Dataset items
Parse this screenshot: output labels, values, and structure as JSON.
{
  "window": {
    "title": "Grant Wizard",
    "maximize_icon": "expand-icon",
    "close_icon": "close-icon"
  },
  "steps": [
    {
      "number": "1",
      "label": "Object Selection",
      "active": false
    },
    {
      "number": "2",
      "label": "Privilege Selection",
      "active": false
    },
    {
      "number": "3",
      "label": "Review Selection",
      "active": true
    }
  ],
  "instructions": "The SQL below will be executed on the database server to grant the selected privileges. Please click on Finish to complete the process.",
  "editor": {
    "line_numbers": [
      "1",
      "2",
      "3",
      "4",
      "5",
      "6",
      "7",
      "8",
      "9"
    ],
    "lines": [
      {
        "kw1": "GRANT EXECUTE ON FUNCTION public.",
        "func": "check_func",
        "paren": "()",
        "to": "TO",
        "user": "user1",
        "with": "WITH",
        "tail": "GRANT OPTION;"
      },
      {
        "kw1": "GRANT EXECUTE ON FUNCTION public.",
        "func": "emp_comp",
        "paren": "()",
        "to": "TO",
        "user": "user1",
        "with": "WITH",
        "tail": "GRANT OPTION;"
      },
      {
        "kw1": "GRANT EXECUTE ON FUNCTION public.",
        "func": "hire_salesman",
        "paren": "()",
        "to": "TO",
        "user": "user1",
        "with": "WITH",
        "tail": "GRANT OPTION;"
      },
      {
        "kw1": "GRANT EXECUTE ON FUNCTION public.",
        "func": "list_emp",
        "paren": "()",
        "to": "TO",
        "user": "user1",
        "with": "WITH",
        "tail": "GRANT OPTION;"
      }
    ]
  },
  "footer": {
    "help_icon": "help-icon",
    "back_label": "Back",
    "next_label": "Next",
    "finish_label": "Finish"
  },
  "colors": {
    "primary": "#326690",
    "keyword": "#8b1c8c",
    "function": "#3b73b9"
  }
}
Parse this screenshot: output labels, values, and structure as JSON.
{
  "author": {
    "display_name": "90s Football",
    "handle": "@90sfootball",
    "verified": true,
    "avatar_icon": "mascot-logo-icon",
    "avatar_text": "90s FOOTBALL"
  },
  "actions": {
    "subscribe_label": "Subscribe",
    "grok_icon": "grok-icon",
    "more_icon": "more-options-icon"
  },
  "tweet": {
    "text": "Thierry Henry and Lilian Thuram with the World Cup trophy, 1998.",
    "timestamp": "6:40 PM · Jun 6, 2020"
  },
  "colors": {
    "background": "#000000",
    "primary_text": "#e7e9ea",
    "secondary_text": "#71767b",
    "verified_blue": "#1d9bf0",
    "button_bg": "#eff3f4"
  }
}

## DESCRIPTION OF THE TASK
In the records above, locate each line with the word "Selection". Copy all such lines.

## THE OUTPUT
      "label": "Object Selection",
      "label": "Privilege Selection",
      "label": "Review Selection",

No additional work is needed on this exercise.